[start of INPUT FOR THIS TASK]
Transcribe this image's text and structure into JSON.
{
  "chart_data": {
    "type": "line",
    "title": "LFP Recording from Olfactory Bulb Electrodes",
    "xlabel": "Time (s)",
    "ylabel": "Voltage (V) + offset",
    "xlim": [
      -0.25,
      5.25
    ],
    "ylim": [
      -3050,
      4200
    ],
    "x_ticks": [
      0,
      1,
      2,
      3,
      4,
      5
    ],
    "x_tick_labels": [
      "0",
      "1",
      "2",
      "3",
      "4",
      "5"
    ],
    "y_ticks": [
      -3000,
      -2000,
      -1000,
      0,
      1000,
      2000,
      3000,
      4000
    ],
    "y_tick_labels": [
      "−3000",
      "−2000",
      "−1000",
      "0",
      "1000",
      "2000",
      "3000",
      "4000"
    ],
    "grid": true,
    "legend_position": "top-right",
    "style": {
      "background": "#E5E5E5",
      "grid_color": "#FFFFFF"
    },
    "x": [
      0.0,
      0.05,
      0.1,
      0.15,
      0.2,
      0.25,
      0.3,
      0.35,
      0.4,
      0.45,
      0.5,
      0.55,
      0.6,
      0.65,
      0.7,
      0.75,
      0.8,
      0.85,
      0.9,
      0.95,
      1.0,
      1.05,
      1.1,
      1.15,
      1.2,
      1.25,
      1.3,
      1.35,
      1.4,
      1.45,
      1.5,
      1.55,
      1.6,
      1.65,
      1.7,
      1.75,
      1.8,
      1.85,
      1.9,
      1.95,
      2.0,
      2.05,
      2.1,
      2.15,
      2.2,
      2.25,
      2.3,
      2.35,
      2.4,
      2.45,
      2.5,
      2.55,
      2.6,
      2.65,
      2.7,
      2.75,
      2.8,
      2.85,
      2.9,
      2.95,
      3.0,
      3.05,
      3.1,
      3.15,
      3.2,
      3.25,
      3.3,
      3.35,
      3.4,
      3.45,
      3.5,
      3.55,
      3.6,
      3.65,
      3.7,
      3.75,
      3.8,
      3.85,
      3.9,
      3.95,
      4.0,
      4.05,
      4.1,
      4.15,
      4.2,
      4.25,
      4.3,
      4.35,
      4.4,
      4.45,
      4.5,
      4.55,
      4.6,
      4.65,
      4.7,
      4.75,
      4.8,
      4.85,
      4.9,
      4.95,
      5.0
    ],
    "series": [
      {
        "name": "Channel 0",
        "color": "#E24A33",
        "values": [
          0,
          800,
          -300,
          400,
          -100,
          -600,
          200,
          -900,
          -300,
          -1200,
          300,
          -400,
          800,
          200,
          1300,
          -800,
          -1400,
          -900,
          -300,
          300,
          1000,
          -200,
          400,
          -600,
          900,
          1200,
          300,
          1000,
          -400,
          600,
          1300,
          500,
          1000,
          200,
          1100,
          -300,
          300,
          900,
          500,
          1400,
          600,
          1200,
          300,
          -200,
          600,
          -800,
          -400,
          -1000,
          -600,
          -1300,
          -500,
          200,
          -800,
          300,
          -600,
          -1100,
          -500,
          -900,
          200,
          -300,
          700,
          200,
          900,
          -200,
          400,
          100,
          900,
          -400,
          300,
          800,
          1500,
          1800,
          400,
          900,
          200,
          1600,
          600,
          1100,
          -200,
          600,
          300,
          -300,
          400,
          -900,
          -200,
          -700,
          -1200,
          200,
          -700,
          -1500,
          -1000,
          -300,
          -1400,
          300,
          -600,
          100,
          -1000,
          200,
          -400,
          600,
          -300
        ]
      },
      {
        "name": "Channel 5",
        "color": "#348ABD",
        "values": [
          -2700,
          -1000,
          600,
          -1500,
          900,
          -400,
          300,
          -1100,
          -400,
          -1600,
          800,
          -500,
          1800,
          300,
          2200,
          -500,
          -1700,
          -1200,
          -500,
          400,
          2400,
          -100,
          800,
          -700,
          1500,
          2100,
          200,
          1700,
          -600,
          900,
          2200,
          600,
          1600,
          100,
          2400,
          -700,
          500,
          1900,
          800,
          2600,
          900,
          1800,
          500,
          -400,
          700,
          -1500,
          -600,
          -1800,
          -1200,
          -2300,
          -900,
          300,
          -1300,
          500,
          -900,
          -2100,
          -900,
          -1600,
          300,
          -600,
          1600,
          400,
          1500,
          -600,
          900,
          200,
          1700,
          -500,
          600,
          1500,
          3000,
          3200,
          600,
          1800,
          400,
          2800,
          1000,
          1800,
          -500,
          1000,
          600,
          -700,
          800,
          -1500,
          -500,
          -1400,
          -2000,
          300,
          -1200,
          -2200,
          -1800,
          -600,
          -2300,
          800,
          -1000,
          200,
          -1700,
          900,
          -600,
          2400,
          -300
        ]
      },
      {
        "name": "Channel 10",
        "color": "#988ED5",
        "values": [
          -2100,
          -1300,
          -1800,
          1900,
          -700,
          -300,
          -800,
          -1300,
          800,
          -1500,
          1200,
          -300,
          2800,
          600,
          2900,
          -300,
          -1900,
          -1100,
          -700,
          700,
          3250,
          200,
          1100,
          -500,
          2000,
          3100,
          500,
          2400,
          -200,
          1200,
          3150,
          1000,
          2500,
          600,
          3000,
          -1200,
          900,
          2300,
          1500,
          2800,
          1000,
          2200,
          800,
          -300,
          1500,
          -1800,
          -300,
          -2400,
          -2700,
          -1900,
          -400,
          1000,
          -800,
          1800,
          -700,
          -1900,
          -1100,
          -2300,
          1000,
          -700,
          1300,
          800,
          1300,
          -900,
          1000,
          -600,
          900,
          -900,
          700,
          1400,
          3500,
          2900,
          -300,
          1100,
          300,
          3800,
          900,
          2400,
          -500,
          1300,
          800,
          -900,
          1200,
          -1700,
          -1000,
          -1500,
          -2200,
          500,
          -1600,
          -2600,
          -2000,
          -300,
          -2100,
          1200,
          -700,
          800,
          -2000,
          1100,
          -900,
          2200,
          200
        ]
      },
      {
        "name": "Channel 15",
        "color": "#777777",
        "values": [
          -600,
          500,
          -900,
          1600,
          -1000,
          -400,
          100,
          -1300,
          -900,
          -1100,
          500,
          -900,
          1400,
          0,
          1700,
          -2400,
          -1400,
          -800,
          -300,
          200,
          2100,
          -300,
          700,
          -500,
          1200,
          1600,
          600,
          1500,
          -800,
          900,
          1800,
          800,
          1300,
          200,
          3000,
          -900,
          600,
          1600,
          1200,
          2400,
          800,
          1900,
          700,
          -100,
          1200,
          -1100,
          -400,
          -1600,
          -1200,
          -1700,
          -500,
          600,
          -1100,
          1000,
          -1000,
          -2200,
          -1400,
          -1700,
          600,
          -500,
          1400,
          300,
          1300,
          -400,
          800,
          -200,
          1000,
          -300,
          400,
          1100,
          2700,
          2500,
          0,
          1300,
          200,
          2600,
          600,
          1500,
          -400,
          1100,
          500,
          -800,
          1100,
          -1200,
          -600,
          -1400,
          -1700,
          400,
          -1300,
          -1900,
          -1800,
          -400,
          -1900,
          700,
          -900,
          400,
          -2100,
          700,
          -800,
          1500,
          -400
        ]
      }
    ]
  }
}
[end of INPUT FOR THIS TASK]
BRIEF —
Repeat the preceding lines exactly, please, every one of them.

SOLVED PROBLEM —
Transcribe this image's text and structure into JSON.
{
  "chart_data": {
    "type": "line",
    "title": "LFP Recording from Olfactory Bulb Electrodes",
    "xlabel": "Time (s)",
    "ylabel": "Voltage (V) + offset",
    "xlim": [
      -0.25,
      5.25
    ],
    "ylim": [
      -3050,
      4200
    ],
    "x_ticks": [
      0,
      1,
      2,
      3,
      4,
      5
    ],
    "x_tick_labels": [
      "0",
      "1",
      "2",
      "3",
      "4",
      "5"
    ],
    "y_ticks": [
      -3000,
      -2000,
      -1000,
      0,
      1000,
      2000,
      3000,
      4000
    ],
    "y_tick_labels": [
      "−3000",
      "−2000",
      "−1000",
      "0",
      "1000",
      "2000",
      "3000",
      "4000"
    ],
    "grid": true,
    "legend_position": "top-right",
    "style": {
      "background": "#E5E5E5",
      "grid_color": "#FFFFFF"
    },
    "x": [
      0.0,
      0.05,
      0.1,
      0.15,
      0.2,
      0.25,
      0.3,
      0.35,
      0.4,
      0.45,
      0.5,
      0.55,
      0.6,
      0.65,
      0.7,
      0.75,
      0.8,
      0.85,
      0.9,
      0.95,
      1.0,
      1.05,
      1.1,
      1.15,
      1.2,
      1.25,
      1.3,
      1.35,
      1.4,
      1.45,
      1.5,
      1.55,
      1.6,
      1.65,
      1.7,
      1.75,
      1.8,
      1.85,
      1.9,
      1.95,
      2.0,
      2.05,
      2.1,
      2.15,
      2.2,
      2.25,
      2.3,
      2.35,
      2.4,
      2.45,
      2.5,
      2.55,
      2.6,
      2.65,
      2.7,
      2.75,
      2.8,
      2.85,
      2.9,
      2.95,
      3.0,
      3.05,
      3.1,
      3.15,
      3.2,
      3.25,
      3.3,
      3.35,
      3.4,
      3.45,
      3.5,
      3.55,
      3.6,
      3.65,
      3.7,
      3.75,
      3.8,
      3.85,
      3.9,
      3.95,
      4.0,
      4.05,
      4.1,
      4.15,
      4.2,
      4.25,
      4.3,
      4.35,
      4.4,
      4.45,
      4.5,
      4.55,
      4.6,
      4.65,
      4.7,
      4.75,
      4.8,
      4.85,
      4.9,
      4.95,
      5.0
    ],
    "series": [
      {
        "name": "Channel 0",
        "color": "#E24A33",
        "values": [
          0,
          800,
          -300,
          400,
          -100,
          -600,
          200,
          -900,
          -300,
          -1200,
          300,
          -400,
          800,
          200,
          1300,
          -800,
          -1400,
          -900,
          -300,
          300,
          1000,
          -200,
          400,
          -600,
          900,
          1200,
          300,
          1000,
          -400,
          600,
          1300,
          500,
          1000,
          200,
          1100,
          -300,
          300,
          900,
          500,
          1400,
          600,
          1200,
          300,
          -200,
          600,
          -800,
          -400,
          -1000,
          -600,
          -1300,
          -500,
          200,
          -800,
          300,
          -600,
          -1100,
          -500,
          -900,
          200,
          -300,
          700,
          200,
          900,
          -200,
          400,
          100,
          900,
          -400,
          300,
          800,
          1500,
          1800,
          400,
          900,
          200,
          1600,
          600,
          1100,
          -200,
          600,
          300,
          -300,
          400,
          -900,
          -200,
          -700,
          -1200,
          200,
          -700,
          -1500,
          -1000,
          -300,
          -1400,
          300,
          -600,
          100,
          -1000,
          200,
          -400,
          600,
          -300
        ]
      },
      {
        "name": "Channel 5",
        "color": "#348ABD",
        "values": [
          -2700,
          -1000,
          600,
          -1500,
          900,
          -400,
          300,
          -1100,
          -400,
          -1600,
          800,
          -500,
          1800,
          300,
          2200,
          -500,
          -1700,
          -1200,
          -500,
          400,
          2400,
          -100,
          800,
          -700,
          1500,
          2100,
          200,
          1700,
          -600,
          900,
          2200,
          600,
          1600,
          100,
          2400,
          -700,
          500,
          1900,
          800,
          2600,
          900,
          1800,
          500,
          -400,
          700,
          -1500,
          -600,
          -1800,
          -1200,
          -2300,
          -900,
          300,
          -1300,
          500,
          -900,
          -2100,
          -900,
          -1600,
          300,
          -600,
          1600,
          400,
          1500,
          -600,
          900,
          200,
          1700,
          -500,
          600,
          1500,
          3000,
          3200,
          600,
          1800,
          400,
          2800,
          1000,
          1800,
          -500,
          1000,
          600,
          -700,
          800,
          -1500,
          -500,
          -1400,
          -2000,
          300,
          -1200,
          -2200,
          -1800,
          -600,
          -2300,
          800,
          -1000,
          200,
          -1700,
          900,
          -600,
          2400,
          -300
        ]
      },
      {
        "name": "Channel 10",
        "color": "#988ED5",
        "values": [
          -2100,
          -1300,
          -1800,
          1900,
          -700,
          -300,
          -800,
          -1300,
          800,
          -1500,
          1200,
          -300,
          2800,
          600,
          2900,
          -300,
          -1900,
          -1100,
          -700,
          700,
          3250,
          200,
          1100,
          -500,
          2000,
          3100,
          500,
          2400,
          -200,
          1200,
          3150,
          1000,
          2500,
          600,
          3000,
          -1200,
          900,
          2300,
          1500,
          2800,
          1000,
          2200,
          800,
          -300,
          1500,
          -1800,
          -300,
          -2400,
          -2700,
          -1900,
          -400,
          1000,
          -800,
          1800,
          -700,
          -1900,
          -1100,
          -2300,
          1000,
          -700,
          1300,
          800,
          1300,
          -900,
          1000,
          -600,
          900,
          -900,
          700,
          1400,
          3500,
          2900,
          -300,
          1100,
          300,
          3800,
          900,
          2400,
          -500,
          1300,
          800,
          -900,
          1200,
          -1700,
          -1000,
          -1500,
          -2200,
          500,
          -1600,
          -2600,
          -2000,
          -300,
          -2100,
          1200,
          -700,
          800,
          -2000,
          1100,
          -900,
          2200,
          200
        ]
      },
      {
        "name": "Channel 15",
        "color": "#777777",
        "values": [
          -600,
          500,
          -900,
          1600,
          -1000,
          -400,
          100,
          -1300,
          -900,
          -1100,
          500,
          -900,
          1400,
          0,
          1700,
          -2400,
          -1400,
          -800,
          -300,
          200,
          2100,
          -300,
          700,
          -500,
          1200,
          1600,
          600,
          1500,
          -800,
          900,
          1800,
          800,
          1300,
          200,
          3000,
          -900,
          600,
          1600,
          1200,
          2400,
          800,
          1900,
          700,
          -100,
          1200,
          -1100,
          -400,
          -1600,
          -1200,
          -1700,
          -500,
          600,
          -1100,
          1000,
          -1000,
          -2200,
          -1400,
          -1700,
          600,
          -500,
          1400,
          300,
          1300,
          -400,
          800,
          -200,
          1000,
          -300,
          400,
          1100,
          2700,
          2500,
          0,
          1300,
          200,
          2600,
          600,
          1500,
          -400,
          1100,
          500,
          -800,
          1100,
          -1200,
          -600,
          -1400,
          -1700,
          400,
          -1300,
          -1900,
          -1800,
          -400,
          -1900,
          700,
          -900,
          400,
          -2100,
          700,
          -800,
          1500,
          -400
        ]
      }
    ]
  }
}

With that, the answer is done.